**LISTED RECORDS:**
•••
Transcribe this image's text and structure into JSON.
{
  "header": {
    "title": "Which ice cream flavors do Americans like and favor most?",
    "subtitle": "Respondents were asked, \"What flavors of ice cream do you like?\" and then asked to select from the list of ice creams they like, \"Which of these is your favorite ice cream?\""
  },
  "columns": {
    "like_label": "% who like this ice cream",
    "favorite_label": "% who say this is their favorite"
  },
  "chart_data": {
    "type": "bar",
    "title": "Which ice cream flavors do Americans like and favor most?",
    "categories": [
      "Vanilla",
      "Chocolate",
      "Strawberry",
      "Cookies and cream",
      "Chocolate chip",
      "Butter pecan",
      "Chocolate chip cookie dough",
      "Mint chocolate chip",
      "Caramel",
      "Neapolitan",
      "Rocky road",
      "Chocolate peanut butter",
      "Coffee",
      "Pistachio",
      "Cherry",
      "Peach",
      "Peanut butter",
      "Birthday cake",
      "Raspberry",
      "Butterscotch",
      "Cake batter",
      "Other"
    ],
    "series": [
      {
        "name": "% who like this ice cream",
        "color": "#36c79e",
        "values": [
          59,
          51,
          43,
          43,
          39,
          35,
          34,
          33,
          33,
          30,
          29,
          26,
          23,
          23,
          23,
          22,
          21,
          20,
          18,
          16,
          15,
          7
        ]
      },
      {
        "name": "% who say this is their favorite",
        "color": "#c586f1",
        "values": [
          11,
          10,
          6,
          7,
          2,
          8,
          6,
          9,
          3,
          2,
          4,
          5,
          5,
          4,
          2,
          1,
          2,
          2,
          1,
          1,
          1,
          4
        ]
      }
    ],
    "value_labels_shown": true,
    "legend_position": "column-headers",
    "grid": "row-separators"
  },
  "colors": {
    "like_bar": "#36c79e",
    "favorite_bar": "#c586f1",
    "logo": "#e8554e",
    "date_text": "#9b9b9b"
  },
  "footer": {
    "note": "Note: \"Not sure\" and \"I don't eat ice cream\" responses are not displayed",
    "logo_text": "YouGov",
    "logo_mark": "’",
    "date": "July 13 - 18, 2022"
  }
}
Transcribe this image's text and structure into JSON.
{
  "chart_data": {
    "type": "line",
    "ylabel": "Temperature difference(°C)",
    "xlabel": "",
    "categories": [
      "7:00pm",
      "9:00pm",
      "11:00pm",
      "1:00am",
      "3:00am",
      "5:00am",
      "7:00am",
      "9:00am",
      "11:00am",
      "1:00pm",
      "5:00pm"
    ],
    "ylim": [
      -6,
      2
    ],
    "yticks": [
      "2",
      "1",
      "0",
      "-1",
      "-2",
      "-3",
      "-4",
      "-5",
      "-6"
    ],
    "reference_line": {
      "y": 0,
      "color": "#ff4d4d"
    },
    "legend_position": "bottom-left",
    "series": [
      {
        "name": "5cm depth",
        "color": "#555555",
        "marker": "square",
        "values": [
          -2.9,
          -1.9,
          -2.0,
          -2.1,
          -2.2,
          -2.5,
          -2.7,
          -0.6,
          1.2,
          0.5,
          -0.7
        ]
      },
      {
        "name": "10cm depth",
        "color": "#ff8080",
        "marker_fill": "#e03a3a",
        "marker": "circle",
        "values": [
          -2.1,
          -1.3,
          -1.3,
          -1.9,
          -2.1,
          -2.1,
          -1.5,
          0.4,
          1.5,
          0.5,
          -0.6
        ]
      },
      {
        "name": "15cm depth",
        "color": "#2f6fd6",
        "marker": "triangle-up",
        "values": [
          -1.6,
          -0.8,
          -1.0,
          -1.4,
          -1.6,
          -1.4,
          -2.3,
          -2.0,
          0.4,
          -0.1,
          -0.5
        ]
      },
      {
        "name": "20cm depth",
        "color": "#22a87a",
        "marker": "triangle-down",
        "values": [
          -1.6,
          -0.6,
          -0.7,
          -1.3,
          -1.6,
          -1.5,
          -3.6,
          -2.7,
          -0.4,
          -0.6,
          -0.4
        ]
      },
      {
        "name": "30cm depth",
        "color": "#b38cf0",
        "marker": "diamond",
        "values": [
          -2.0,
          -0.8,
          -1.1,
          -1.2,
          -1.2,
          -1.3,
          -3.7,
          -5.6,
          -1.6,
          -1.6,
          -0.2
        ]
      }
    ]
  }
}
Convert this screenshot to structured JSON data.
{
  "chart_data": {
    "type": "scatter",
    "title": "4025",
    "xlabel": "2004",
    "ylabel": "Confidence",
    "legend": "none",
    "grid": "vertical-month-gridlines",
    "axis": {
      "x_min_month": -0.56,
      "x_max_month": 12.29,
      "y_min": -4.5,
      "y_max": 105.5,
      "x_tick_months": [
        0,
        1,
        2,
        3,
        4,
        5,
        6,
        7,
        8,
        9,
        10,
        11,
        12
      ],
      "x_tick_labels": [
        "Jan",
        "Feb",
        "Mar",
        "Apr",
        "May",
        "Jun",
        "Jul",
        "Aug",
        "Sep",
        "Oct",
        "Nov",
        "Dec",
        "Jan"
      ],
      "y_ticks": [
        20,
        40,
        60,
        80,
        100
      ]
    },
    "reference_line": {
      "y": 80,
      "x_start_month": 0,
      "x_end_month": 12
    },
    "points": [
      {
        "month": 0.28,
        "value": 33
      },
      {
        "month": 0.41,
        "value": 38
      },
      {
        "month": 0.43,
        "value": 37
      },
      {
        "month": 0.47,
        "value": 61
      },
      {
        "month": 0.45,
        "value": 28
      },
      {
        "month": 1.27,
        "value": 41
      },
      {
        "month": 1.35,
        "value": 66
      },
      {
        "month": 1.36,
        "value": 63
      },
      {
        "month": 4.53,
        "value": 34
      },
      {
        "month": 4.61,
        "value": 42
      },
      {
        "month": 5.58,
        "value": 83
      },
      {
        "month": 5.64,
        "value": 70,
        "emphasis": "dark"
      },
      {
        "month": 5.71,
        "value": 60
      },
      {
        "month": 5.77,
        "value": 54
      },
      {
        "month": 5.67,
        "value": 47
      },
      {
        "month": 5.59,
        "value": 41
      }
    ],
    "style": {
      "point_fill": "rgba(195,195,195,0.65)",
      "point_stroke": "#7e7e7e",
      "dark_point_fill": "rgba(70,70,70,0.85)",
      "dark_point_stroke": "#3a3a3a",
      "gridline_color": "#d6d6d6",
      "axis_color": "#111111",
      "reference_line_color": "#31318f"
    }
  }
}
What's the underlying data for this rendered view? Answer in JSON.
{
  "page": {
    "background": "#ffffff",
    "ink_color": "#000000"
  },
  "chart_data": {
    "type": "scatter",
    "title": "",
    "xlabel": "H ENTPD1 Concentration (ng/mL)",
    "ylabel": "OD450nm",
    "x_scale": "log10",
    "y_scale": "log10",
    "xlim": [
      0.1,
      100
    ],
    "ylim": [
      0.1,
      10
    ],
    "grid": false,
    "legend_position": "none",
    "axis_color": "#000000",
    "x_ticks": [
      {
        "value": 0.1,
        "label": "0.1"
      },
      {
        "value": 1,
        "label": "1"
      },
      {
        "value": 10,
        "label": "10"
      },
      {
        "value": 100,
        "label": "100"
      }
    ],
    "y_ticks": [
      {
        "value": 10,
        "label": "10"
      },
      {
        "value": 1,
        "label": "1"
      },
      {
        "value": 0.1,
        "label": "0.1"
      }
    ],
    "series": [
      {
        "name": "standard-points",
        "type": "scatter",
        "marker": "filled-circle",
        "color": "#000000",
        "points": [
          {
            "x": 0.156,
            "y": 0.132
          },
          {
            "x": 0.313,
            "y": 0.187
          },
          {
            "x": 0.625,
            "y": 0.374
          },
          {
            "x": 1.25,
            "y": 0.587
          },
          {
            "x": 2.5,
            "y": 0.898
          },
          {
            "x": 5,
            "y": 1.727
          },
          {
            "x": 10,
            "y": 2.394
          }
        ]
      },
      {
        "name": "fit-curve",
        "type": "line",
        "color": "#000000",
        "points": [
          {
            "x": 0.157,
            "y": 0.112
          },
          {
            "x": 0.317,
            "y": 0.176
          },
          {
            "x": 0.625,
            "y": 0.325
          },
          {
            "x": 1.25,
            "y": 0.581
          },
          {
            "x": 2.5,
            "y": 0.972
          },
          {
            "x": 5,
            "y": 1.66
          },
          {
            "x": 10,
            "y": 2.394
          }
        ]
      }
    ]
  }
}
•••
**EXERCISE DESCRIPTION:** Of the lines above, how many hold the word "What"? Say the number alone.

**COMPLETED EXERCISE:** 2